RECORDS SHOWN:

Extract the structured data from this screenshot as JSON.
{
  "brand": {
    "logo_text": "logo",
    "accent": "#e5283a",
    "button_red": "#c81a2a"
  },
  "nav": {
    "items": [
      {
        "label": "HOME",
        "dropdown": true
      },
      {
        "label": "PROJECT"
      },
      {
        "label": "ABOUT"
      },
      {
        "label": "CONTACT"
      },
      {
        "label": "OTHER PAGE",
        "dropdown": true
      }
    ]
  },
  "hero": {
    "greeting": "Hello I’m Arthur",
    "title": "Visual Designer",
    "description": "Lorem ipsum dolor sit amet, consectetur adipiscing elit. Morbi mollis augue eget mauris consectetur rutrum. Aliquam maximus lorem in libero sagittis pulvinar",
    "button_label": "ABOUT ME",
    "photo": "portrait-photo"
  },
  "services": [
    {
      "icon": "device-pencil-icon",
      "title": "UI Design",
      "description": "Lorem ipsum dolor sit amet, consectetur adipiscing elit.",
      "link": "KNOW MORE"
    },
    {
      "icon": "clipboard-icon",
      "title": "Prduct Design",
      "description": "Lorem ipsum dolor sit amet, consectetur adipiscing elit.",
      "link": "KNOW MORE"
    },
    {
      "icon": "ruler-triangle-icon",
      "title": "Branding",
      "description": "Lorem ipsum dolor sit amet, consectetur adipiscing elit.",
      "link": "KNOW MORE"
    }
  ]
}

EXERCISE DESCRIPTION: Locate all lines in the listing above with the word "title". Copy them.

EXERCISE SOLUTION:
    "title": "Visual Designer",
      "title": "UI Design",
      "title": "Prduct Design",
      "title": "Branding",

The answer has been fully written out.